Data supplied >>
★ ★ ★

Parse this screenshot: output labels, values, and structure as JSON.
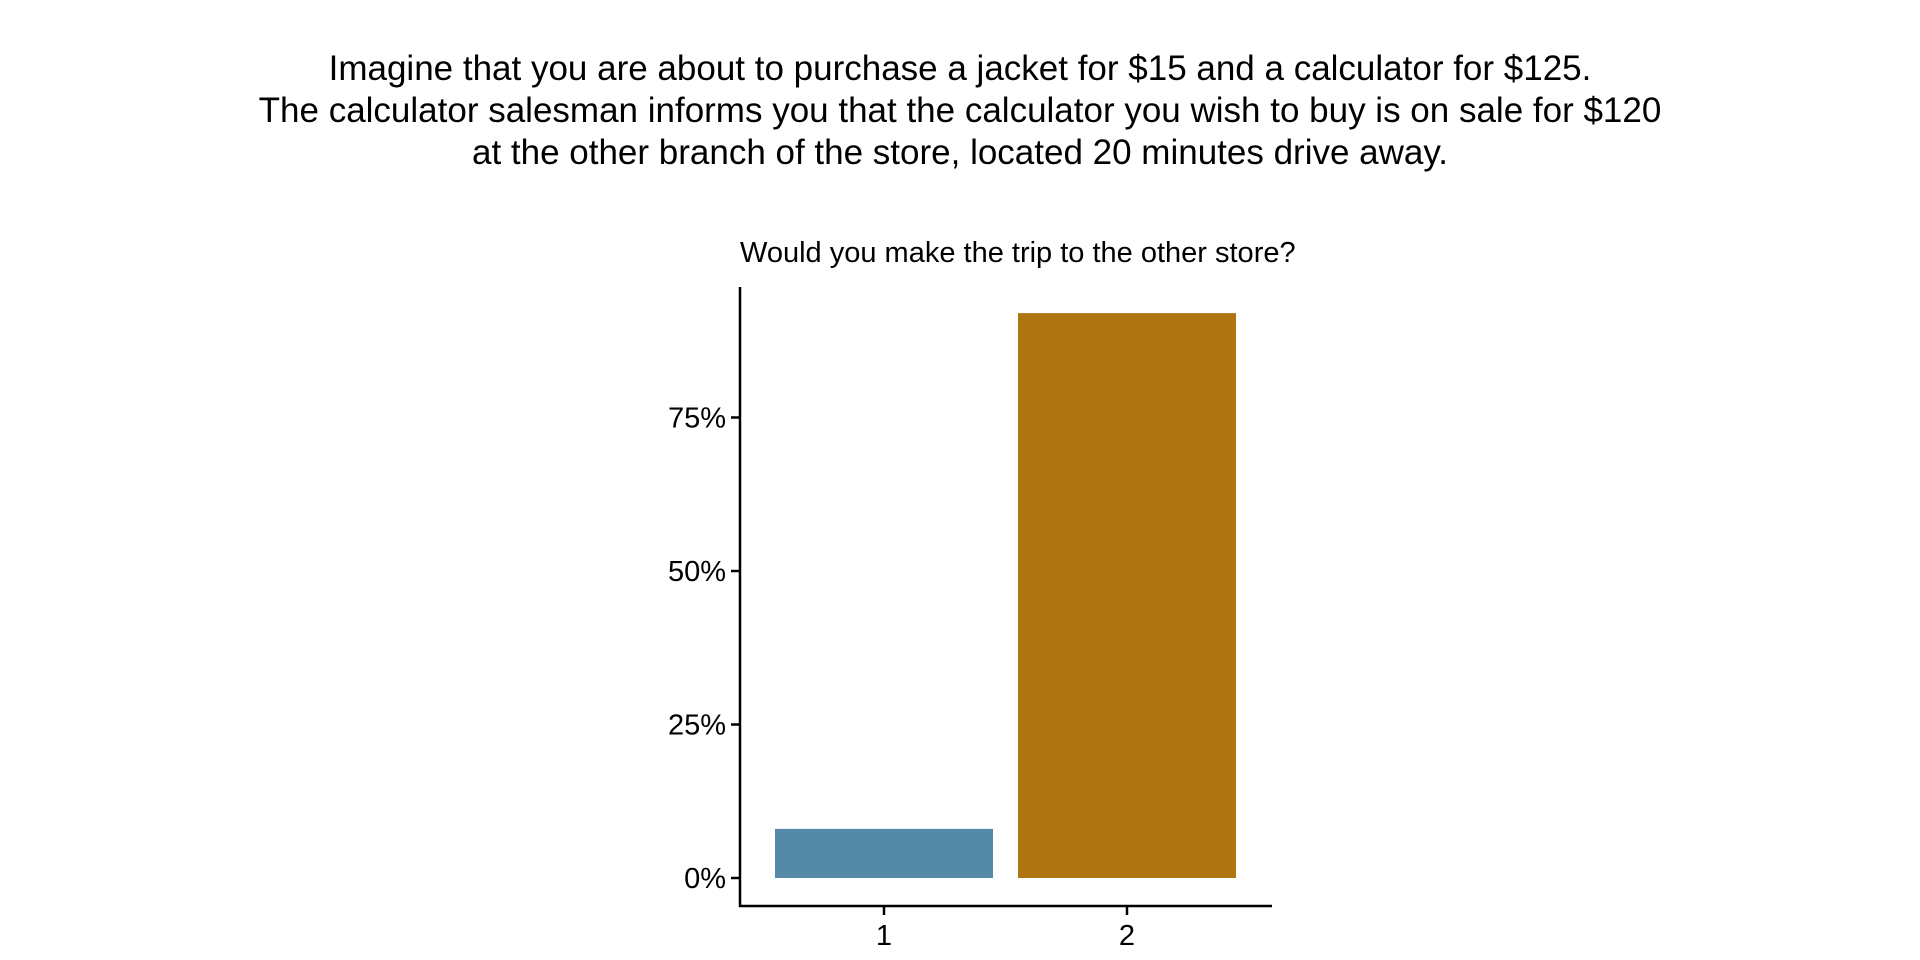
{
  "scenario": {
    "lines": [
      "Imagine that you are about to purchase a jacket for $15 and a calculator for $125.",
      "The calculator salesman informs you that the calculator you wish to buy is on sale for $120",
      "at the other branch of the store, located 20 minutes drive away."
    ]
  },
  "chart_data": {
    "type": "bar",
    "title": "Would you make the trip to the other store?",
    "xlabel": "",
    "ylabel": "",
    "categories": [
      "1",
      "2"
    ],
    "values": [
      8,
      92
    ],
    "colors": [
      "#548aa6",
      "#b07511"
    ],
    "ylim": [
      0,
      96
    ],
    "yticks": [
      {
        "value": 0,
        "label": "0%"
      },
      {
        "value": 25,
        "label": "25%"
      },
      {
        "value": 50,
        "label": "50%"
      },
      {
        "value": 75,
        "label": "75%"
      }
    ],
    "grid": false,
    "legend": "none"
  }
}
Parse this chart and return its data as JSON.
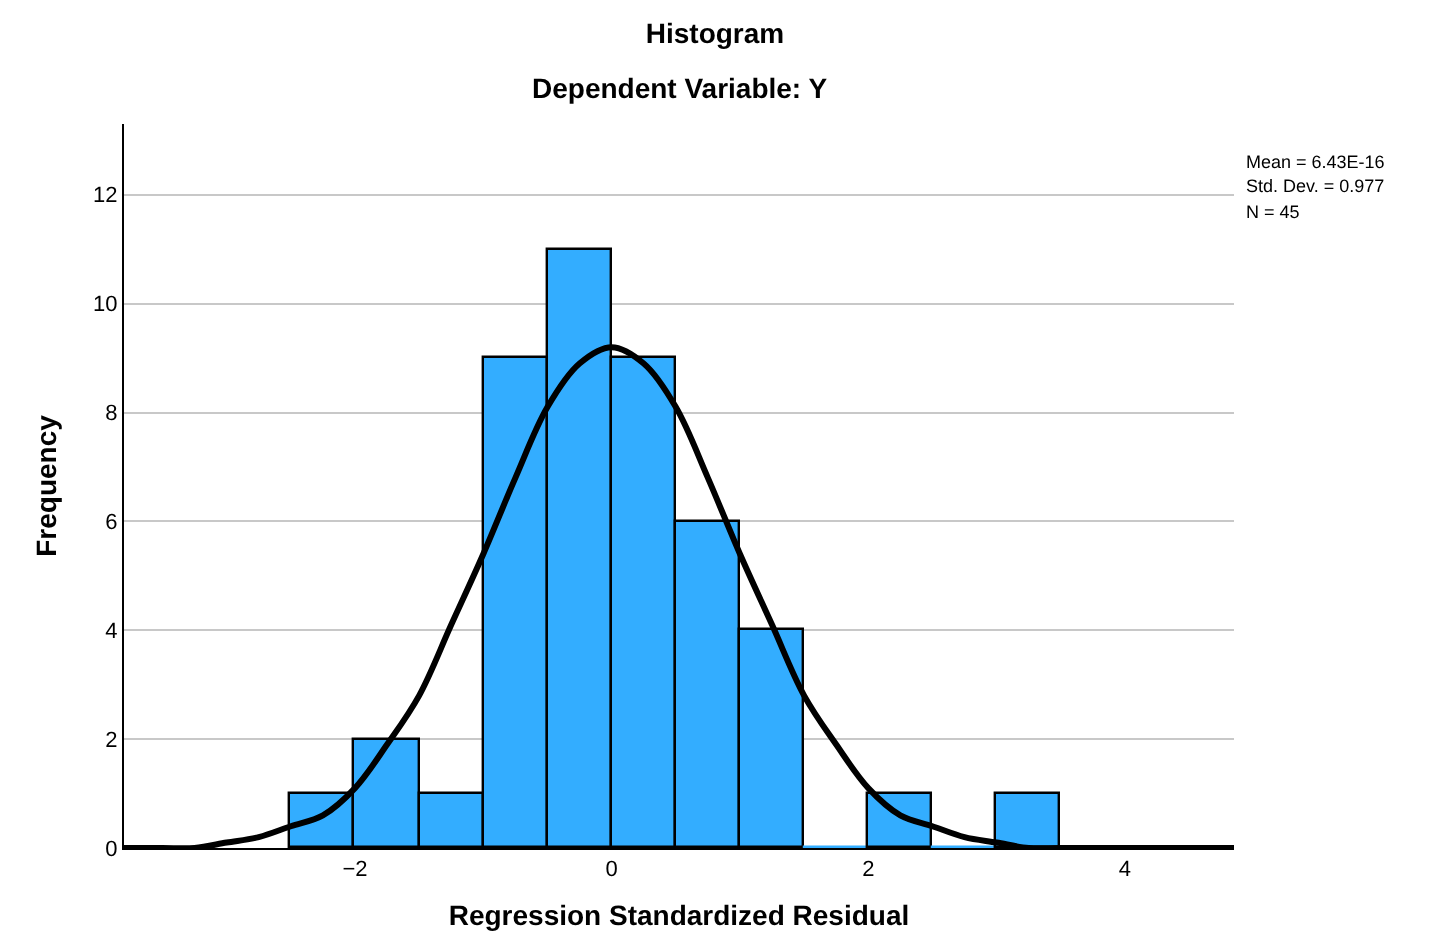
{
  "chart_data": {
    "type": "histogram",
    "title": "Histogram",
    "subtitle": "Dependent Variable: Y",
    "xlabel": "Regression Standardized Residual",
    "ylabel": "Frequency",
    "bins": [
      -2.5,
      -2,
      -1.5,
      -1,
      -0.5,
      0,
      0.5,
      1,
      1.5,
      2,
      2.5,
      3,
      3.5
    ],
    "values": [
      1,
      2,
      1,
      9,
      11,
      9,
      6,
      4,
      0,
      1,
      0,
      1
    ],
    "color": "#33adff",
    "series": [
      {
        "type": "line",
        "color": "#000000",
        "x": [
          -3.8,
          -3.5,
          -3.25,
          -3,
          -2.75,
          -2.5,
          -2.25,
          -2,
          -1.75,
          -1.5,
          -1.25,
          -1,
          -0.75,
          -0.5,
          -0.25,
          0,
          0.25,
          0.5,
          0.75,
          1,
          1.25,
          1.5,
          1.75,
          2,
          2.25,
          2.5,
          2.75,
          3,
          3.25,
          3.5,
          4,
          4.5,
          4.85
        ],
        "values": [
          0,
          0,
          0,
          0.1,
          0.2,
          0.4,
          0.6,
          1.1,
          1.9,
          2.8,
          4.1,
          5.4,
          6.8,
          8.1,
          8.9,
          9.2,
          8.9,
          8.1,
          6.8,
          5.4,
          4.1,
          2.8,
          1.9,
          1.1,
          0.6,
          0.4,
          0.2,
          0.1,
          0,
          0,
          0,
          0,
          0
        ]
      }
    ],
    "xlim": [
      -3.8,
      4.85
    ],
    "xticks": [
      -2,
      0,
      2,
      4
    ],
    "ylim": [
      0,
      13.3
    ],
    "yticks": [
      0,
      2,
      4,
      6,
      8,
      10,
      12
    ],
    "grid": "y",
    "marker": "none",
    "line_style": "solid",
    "annotations": [
      "Mean = 6.43E-16",
      "Std. Dev. = 0.977",
      "N = 45"
    ]
  }
}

★ ★ ★

Report each line in the preceding entries that holds the string "xlabel".

    "xlabel": "",
    "xlabel": "Regression Standardized Residual",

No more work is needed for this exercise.